Extract every line of the material that holds the string "CourseBuild".

--- Begin ---

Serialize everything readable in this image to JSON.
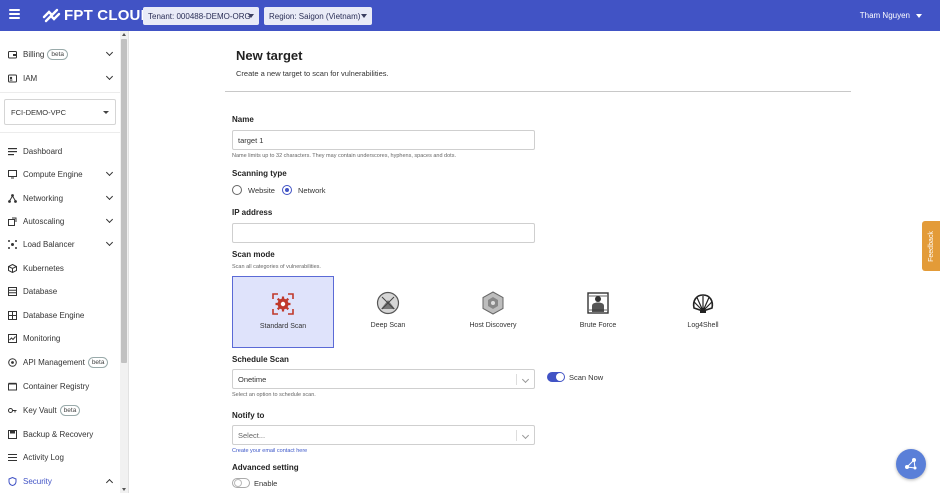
{
  "topbar": {
    "logo_text": "FPT CLOUD",
    "tenant_label": "Tenant: 000488-DEMO-ORG",
    "region_label": "Region: Saigon (Vietnam)",
    "user_name": "Tham Nguyen",
    "bg_color": "#4153c5"
  },
  "sidebar": {
    "billing": "Billing",
    "billing_badge": "beta",
    "iam": "IAM",
    "vpc": "FCI-DEMO-VPC",
    "items": [
      {
        "label": "Dashboard",
        "icon": "dashboard-icon"
      },
      {
        "label": "Compute Engine",
        "icon": "monitor-icon"
      },
      {
        "label": "Networking",
        "icon": "network-icon"
      },
      {
        "label": "Autoscaling",
        "icon": "autoscaling-icon"
      },
      {
        "label": "Load Balancer",
        "icon": "load-balancer-icon"
      },
      {
        "label": "Kubernetes",
        "icon": "cube-icon"
      },
      {
        "label": "Database",
        "icon": "database-icon"
      },
      {
        "label": "Database Engine",
        "icon": "database-engine-icon"
      },
      {
        "label": "Monitoring",
        "icon": "monitoring-icon"
      },
      {
        "label": "API Management",
        "icon": "api-icon",
        "badge": "beta"
      },
      {
        "label": "Container Registry",
        "icon": "container-icon"
      },
      {
        "label": "Key Vault",
        "icon": "key-icon",
        "badge": "beta"
      },
      {
        "label": "Backup & Recovery",
        "icon": "backup-icon"
      },
      {
        "label": "Activity Log",
        "icon": "list-icon"
      },
      {
        "label": "Security",
        "icon": "shield-icon"
      }
    ]
  },
  "page": {
    "title": "New target",
    "subtitle": "Create a new target to scan for vulnerabilities."
  },
  "form": {
    "name_label": "Name",
    "name_value": "target 1",
    "name_help": "Name limits up to 32 characters. They may contain underscores, hyphens, spaces and dots.",
    "scanning_type_label": "Scanning type",
    "scanning_type_options": [
      "Website",
      "Network"
    ],
    "scanning_type_selected": "Network",
    "ip_label": "IP address",
    "ip_value": "",
    "scan_mode_label": "Scan mode",
    "scan_mode_help": "Scan all categories of vulnerabilities.",
    "scan_modes": [
      "Standard Scan",
      "Deep Scan",
      "Host Discovery",
      "Brute Force",
      "Log4Shell"
    ],
    "scan_mode_selected": "Standard Scan",
    "schedule_label": "Schedule Scan",
    "schedule_value": "Onetime",
    "schedule_help": "Select an option to schedule scan.",
    "scan_now_label": "Scan Now",
    "scan_now_on": true,
    "notify_label": "Notify to",
    "notify_placeholder": "Select...",
    "notify_help": "Create your email contact here",
    "advanced_label": "Advanced setting",
    "enable_label": "Enable",
    "enable_on": false
  },
  "feedback_label": "Feedback",
  "colors": {
    "accent": "#4153c5",
    "selected_card_bg": "#dfe3fb",
    "feedback": "#e39b38"
  }
}
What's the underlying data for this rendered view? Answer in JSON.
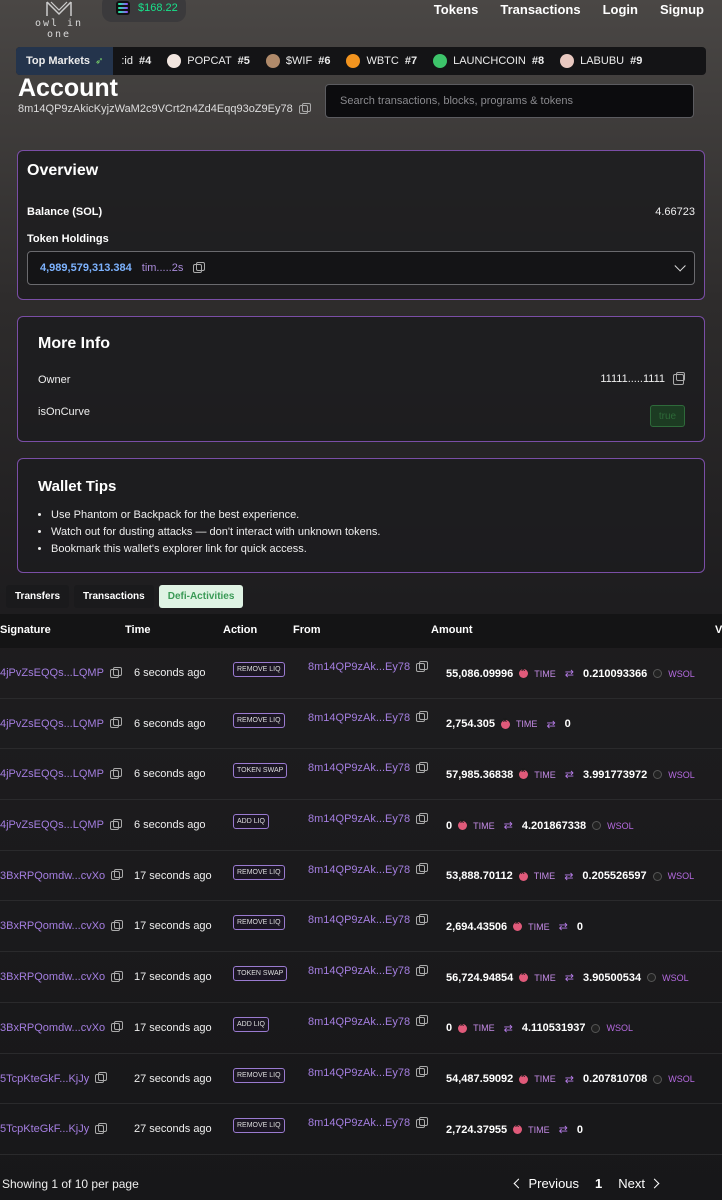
{
  "header": {
    "logo_text": "owl in one",
    "sol_price": "$168.22",
    "nav": [
      "Tokens",
      "Transactions",
      "Login",
      "Signup"
    ]
  },
  "ticker": {
    "label": "Top Markets",
    "items": [
      {
        "name": ":id",
        "rank": "#4",
        "color": ""
      },
      {
        "name": "POPCAT",
        "rank": "#5",
        "color": "#f2e6e0"
      },
      {
        "name": "$WIF",
        "rank": "#6",
        "color": "#b08a6a"
      },
      {
        "name": "WBTC",
        "rank": "#7",
        "color": "#f2941f"
      },
      {
        "name": "LAUNCHCOIN",
        "rank": "#8",
        "color": "#3dc46a"
      },
      {
        "name": "LABUBU",
        "rank": "#9",
        "color": "#e8c8c0"
      }
    ]
  },
  "account": {
    "title": "Account",
    "address": "8m14QP9zAkicKyjzWaM2c9VCrt2n4Zd4Eqq93oZ9Ey78"
  },
  "search": {
    "placeholder": "Search transactions, blocks, programs & tokens"
  },
  "overview": {
    "title": "Overview",
    "balance_label": "Balance (SOL)",
    "balance_value": "4.66723",
    "holdings_label": "Token Holdings",
    "holding_amount": "4,989,579,313.384",
    "holding_token": "tim.....2s"
  },
  "more_info": {
    "title": "More Info",
    "owner_label": "Owner",
    "owner_value": "11111.....1111",
    "curve_label": "isOnCurve",
    "curve_value": "true"
  },
  "wallet_tips": {
    "title": "Wallet Tips",
    "items": [
      "Use Phantom or Backpack for the best experience.",
      "Watch out for dusting attacks — don't interact with unknown tokens.",
      "Bookmark this wallet's explorer link for quick access."
    ]
  },
  "tabs": [
    "Transfers",
    "Transactions",
    "Defi-Activities"
  ],
  "table": {
    "headers": [
      "Signature",
      "Time",
      "Action",
      "From",
      "Amount",
      "V"
    ],
    "rows": [
      {
        "sig": "4jPvZsEQQs...LQMP",
        "time": "6 seconds ago",
        "action": "REMOVE LIQ",
        "from": "8m14QP9zAk...Ey78",
        "amt1": "55,086.09996",
        "tok1": "TIME",
        "amt2": "0.210093366",
        "tok2": "WSOL"
      },
      {
        "sig": "4jPvZsEQQs...LQMP",
        "time": "6 seconds ago",
        "action": "REMOVE LIQ",
        "from": "8m14QP9zAk...Ey78",
        "amt1": "2,754.305",
        "tok1": "TIME",
        "amt2": "0",
        "tok2": ""
      },
      {
        "sig": "4jPvZsEQQs...LQMP",
        "time": "6 seconds ago",
        "action": "TOKEN SWAP",
        "from": "8m14QP9zAk...Ey78",
        "amt1": "57,985.36838",
        "tok1": "TIME",
        "amt2": "3.991773972",
        "tok2": "WSOL"
      },
      {
        "sig": "4jPvZsEQQs...LQMP",
        "time": "6 seconds ago",
        "action": "ADD LIQ",
        "from": "8m14QP9zAk...Ey78",
        "amt1": "0",
        "tok1": "TIME",
        "amt2": "4.201867338",
        "tok2": "WSOL"
      },
      {
        "sig": "3BxRPQomdw...cvXo",
        "time": "17 seconds ago",
        "action": "REMOVE LIQ",
        "from": "8m14QP9zAk...Ey78",
        "amt1": "53,888.70112",
        "tok1": "TIME",
        "amt2": "0.205526597",
        "tok2": "WSOL"
      },
      {
        "sig": "3BxRPQomdw...cvXo",
        "time": "17 seconds ago",
        "action": "REMOVE LIQ",
        "from": "8m14QP9zAk...Ey78",
        "amt1": "2,694.43506",
        "tok1": "TIME",
        "amt2": "0",
        "tok2": ""
      },
      {
        "sig": "3BxRPQomdw...cvXo",
        "time": "17 seconds ago",
        "action": "TOKEN SWAP",
        "from": "8m14QP9zAk...Ey78",
        "amt1": "56,724.94854",
        "tok1": "TIME",
        "amt2": "3.90500534",
        "tok2": "WSOL"
      },
      {
        "sig": "3BxRPQomdw...cvXo",
        "time": "17 seconds ago",
        "action": "ADD LIQ",
        "from": "8m14QP9zAk...Ey78",
        "amt1": "0",
        "tok1": "TIME",
        "amt2": "4.110531937",
        "tok2": "WSOL"
      },
      {
        "sig": "5TcpKteGkF...KjJy",
        "time": "27 seconds ago",
        "action": "REMOVE LIQ",
        "from": "8m14QP9zAk...Ey78",
        "amt1": "54,487.59092",
        "tok1": "TIME",
        "amt2": "0.207810708",
        "tok2": "WSOL"
      },
      {
        "sig": "5TcpKteGkF...KjJy",
        "time": "27 seconds ago",
        "action": "REMOVE LIQ",
        "from": "8m14QP9zAk...Ey78",
        "amt1": "2,724.37955",
        "tok1": "TIME",
        "amt2": "0",
        "tok2": ""
      }
    ]
  },
  "pagination": {
    "summary": "Showing 1 of 10 per page",
    "previous": "Previous",
    "page": "1",
    "next": "Next"
  }
}
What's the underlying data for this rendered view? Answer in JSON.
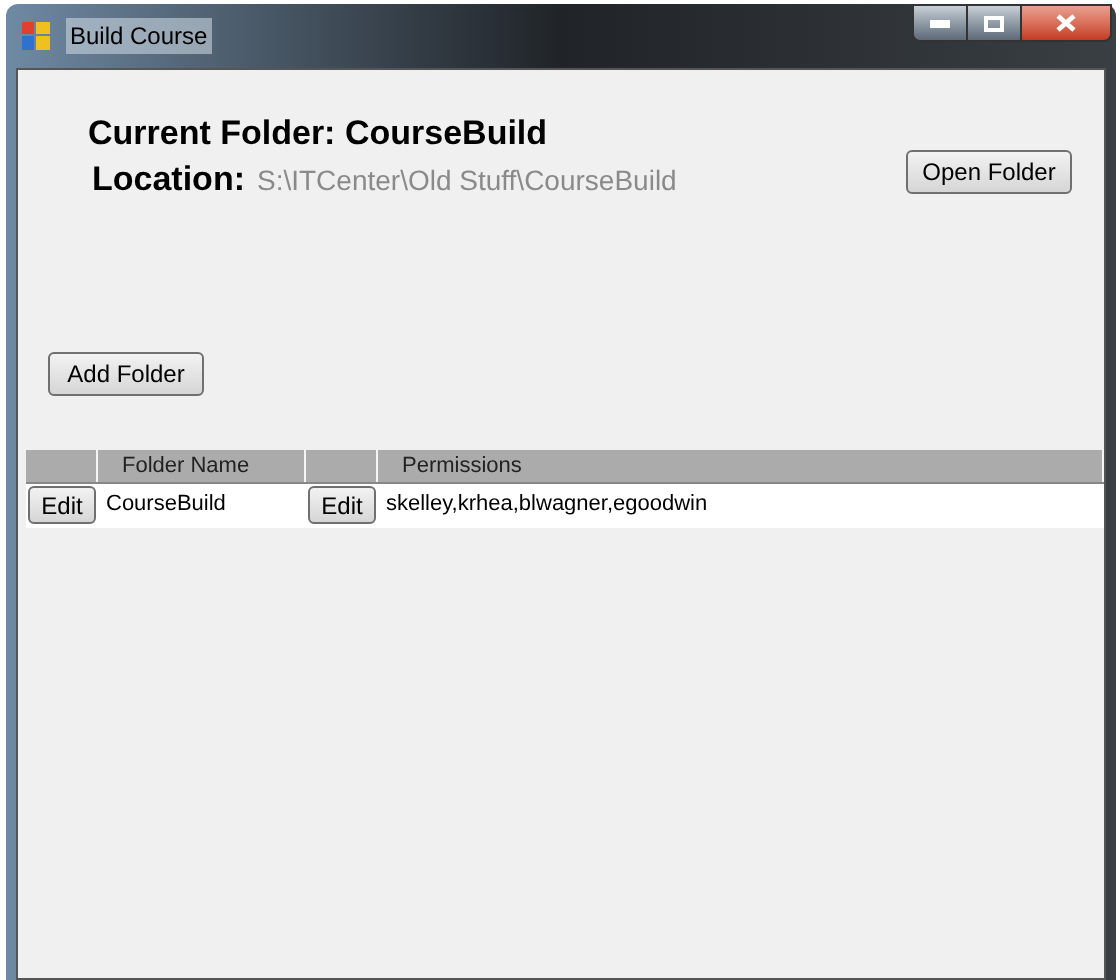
{
  "window": {
    "title": "Build Course"
  },
  "current_folder": {
    "label": "Current Folder:",
    "value": "CourseBuild"
  },
  "location": {
    "label": "Location:",
    "value": "S:\\ITCenter\\Old Stuff\\CourseBuild"
  },
  "buttons": {
    "open_folder": "Open Folder",
    "add_folder": "Add Folder"
  },
  "table": {
    "columns": [
      "",
      "Folder Name",
      "",
      "Permissions"
    ],
    "rows": [
      {
        "edit_name": "Edit",
        "folder_name": "CourseBuild",
        "edit_permissions": "Edit",
        "permissions": "skelley,krhea,blwagner,egoodwin"
      }
    ]
  }
}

--- End ---

* **Result for this exercise**
    "value": "CourseBuild"
    "value": "S:\\ITCenter\\Old Stuff\\CourseBuild"
        "folder_name": "CourseBuild",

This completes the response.